** start Raw data **
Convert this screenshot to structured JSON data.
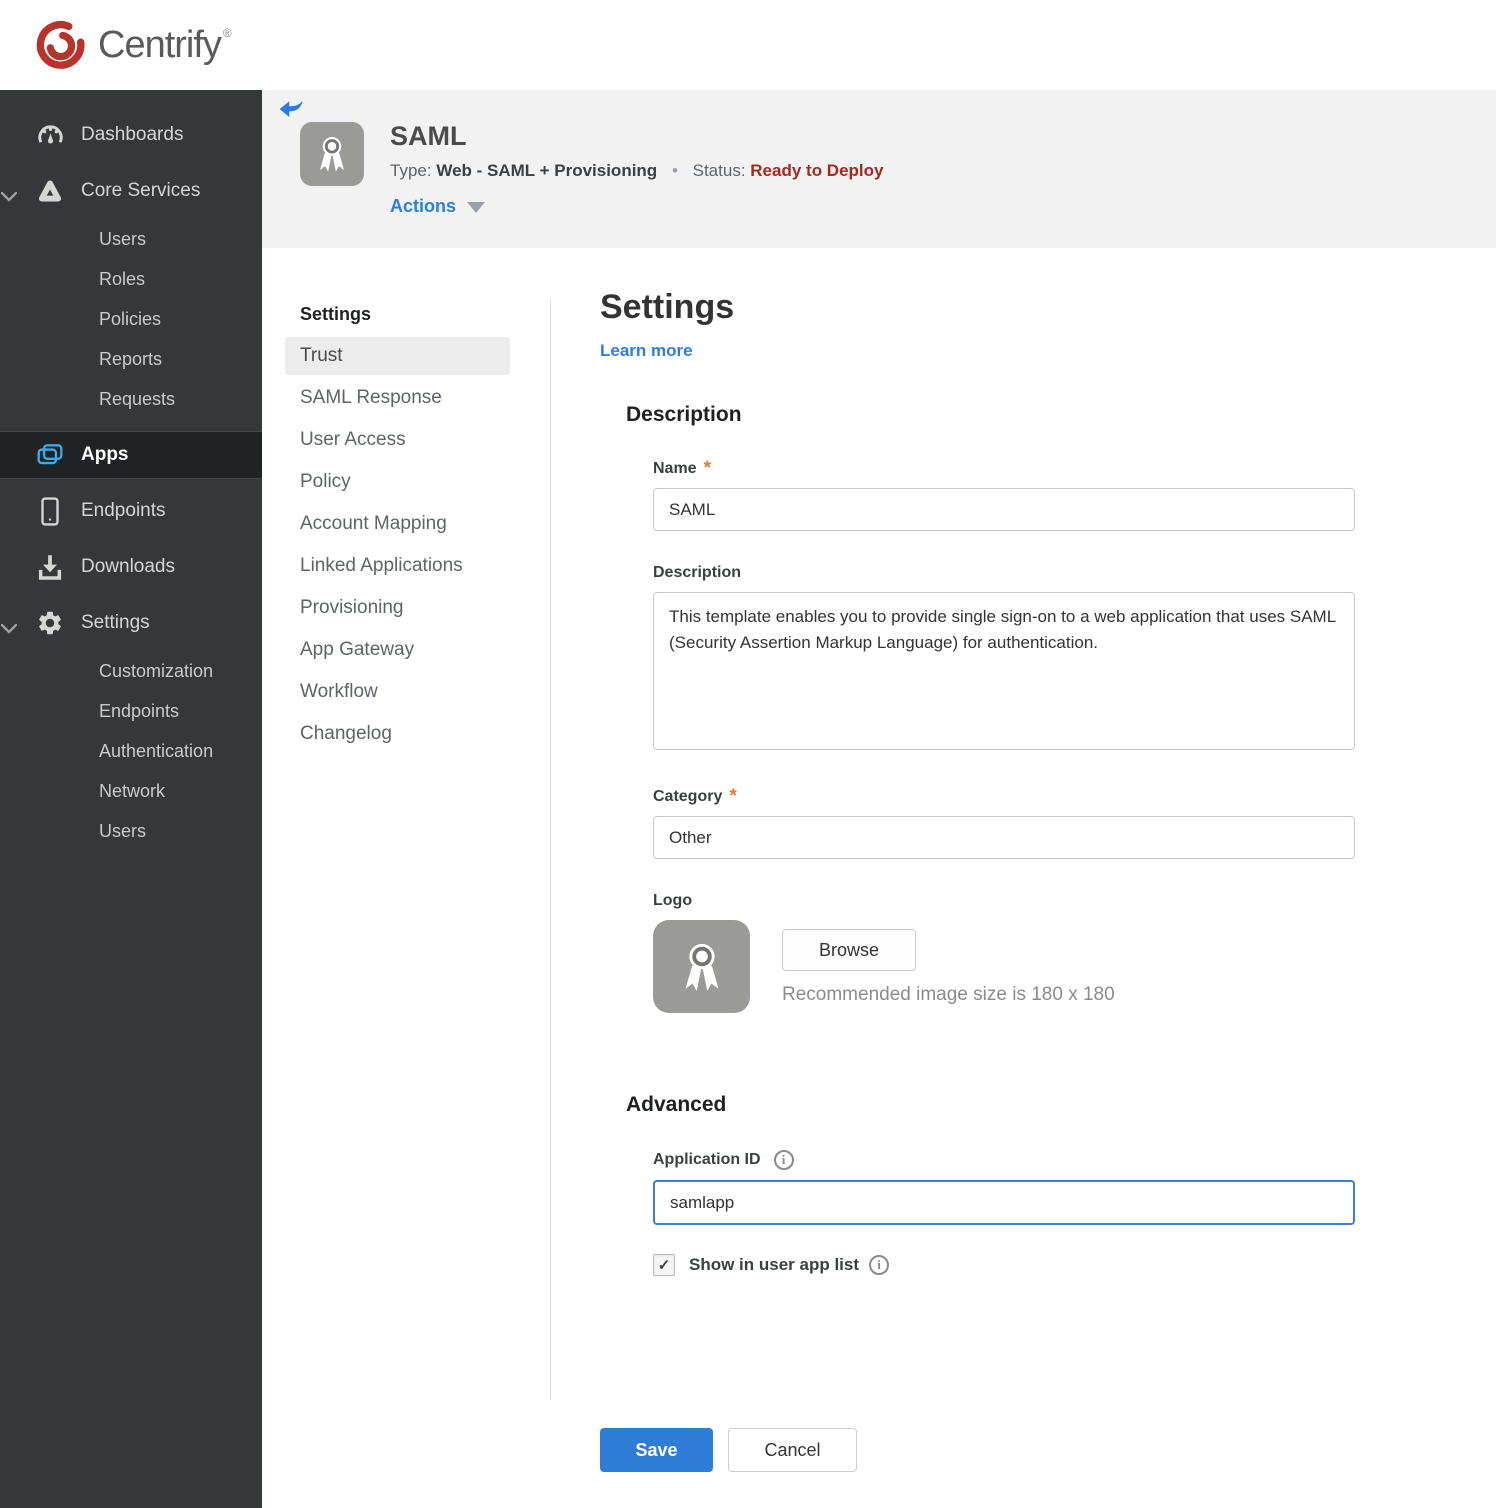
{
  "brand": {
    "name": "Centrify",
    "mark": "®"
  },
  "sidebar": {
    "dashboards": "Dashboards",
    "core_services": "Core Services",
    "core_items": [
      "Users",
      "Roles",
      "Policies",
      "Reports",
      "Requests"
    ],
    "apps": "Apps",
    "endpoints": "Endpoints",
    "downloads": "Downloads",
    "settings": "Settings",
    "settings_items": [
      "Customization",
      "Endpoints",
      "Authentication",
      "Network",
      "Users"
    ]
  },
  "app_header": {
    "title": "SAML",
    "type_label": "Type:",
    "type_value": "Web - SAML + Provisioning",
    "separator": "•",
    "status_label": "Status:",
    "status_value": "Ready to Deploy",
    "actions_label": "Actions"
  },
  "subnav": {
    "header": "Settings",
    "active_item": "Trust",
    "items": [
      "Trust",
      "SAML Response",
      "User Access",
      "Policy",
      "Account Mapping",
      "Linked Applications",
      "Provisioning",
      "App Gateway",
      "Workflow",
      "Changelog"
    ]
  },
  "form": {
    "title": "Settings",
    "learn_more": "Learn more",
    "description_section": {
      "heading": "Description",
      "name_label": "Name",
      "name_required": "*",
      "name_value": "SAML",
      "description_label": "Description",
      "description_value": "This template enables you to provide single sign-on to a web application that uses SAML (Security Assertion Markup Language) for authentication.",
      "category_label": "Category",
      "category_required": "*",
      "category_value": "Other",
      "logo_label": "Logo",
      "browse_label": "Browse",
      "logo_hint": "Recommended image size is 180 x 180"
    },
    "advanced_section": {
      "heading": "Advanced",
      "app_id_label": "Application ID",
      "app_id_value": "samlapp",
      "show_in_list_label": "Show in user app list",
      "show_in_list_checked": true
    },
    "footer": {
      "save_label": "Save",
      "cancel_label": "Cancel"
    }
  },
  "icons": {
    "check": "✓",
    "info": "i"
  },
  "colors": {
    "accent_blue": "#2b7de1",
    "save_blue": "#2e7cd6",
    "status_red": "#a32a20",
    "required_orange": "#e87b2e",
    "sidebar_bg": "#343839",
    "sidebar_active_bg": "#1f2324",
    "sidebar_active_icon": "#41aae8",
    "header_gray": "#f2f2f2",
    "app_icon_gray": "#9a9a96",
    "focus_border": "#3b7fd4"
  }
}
** end Raw data **
** start Raw data **
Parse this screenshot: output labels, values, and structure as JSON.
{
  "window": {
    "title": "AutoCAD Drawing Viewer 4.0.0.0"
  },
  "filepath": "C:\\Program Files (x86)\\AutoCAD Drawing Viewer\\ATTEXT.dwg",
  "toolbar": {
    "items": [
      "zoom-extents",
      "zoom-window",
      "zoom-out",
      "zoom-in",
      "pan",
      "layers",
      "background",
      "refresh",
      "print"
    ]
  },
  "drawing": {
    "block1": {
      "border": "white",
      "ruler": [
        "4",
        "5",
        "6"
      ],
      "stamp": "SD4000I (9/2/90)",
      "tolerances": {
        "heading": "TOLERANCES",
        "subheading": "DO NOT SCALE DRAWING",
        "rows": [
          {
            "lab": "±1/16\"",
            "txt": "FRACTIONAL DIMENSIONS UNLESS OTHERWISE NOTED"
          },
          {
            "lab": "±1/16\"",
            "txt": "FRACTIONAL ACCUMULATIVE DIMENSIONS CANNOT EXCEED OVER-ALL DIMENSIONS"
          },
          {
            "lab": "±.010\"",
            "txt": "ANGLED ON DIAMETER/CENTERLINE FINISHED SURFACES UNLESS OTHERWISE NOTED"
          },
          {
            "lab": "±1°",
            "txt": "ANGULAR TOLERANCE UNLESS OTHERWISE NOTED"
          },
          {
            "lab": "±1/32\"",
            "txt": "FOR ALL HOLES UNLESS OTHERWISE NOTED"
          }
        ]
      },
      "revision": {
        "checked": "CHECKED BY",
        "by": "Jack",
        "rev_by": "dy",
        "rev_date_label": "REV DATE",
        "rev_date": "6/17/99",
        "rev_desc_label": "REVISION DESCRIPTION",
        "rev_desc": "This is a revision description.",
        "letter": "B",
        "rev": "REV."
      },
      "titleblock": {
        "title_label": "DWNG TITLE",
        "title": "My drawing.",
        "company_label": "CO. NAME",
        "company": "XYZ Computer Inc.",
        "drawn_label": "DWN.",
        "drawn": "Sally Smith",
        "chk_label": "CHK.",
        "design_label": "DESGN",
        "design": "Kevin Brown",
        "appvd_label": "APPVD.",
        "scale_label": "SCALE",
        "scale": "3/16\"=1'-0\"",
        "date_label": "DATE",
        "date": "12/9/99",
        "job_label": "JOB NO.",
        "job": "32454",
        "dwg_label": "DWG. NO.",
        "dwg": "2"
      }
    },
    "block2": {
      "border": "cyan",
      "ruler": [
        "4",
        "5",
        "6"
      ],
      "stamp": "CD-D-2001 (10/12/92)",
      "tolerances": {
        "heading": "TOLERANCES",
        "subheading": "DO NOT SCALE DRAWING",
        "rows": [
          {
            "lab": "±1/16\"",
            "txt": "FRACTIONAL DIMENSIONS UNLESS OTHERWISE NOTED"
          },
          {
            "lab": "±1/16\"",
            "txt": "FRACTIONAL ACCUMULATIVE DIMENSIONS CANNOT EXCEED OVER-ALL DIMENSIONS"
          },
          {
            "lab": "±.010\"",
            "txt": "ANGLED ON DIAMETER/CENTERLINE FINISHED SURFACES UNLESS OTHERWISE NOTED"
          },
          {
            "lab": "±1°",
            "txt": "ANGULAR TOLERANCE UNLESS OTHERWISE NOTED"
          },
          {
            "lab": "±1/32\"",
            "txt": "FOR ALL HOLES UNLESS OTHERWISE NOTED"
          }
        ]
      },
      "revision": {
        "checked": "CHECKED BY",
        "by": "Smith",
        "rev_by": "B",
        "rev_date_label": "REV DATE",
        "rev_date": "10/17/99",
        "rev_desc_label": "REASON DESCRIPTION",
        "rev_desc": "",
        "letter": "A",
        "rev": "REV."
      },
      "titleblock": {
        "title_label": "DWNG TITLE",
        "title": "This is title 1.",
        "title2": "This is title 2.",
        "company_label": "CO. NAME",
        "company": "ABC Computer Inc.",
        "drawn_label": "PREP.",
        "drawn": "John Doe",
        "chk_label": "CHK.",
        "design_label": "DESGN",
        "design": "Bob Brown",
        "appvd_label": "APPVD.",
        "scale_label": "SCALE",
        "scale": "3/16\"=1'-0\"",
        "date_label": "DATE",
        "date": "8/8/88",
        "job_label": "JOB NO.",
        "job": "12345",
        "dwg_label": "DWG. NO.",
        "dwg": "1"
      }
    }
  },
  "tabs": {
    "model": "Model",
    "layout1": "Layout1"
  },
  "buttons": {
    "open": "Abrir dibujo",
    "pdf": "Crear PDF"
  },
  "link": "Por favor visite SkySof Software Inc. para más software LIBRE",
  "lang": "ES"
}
** end Raw data **
## Given exercise
What number of lines in the records contain the word "Viewer"? Answer with that number alone.

## Exercise response
2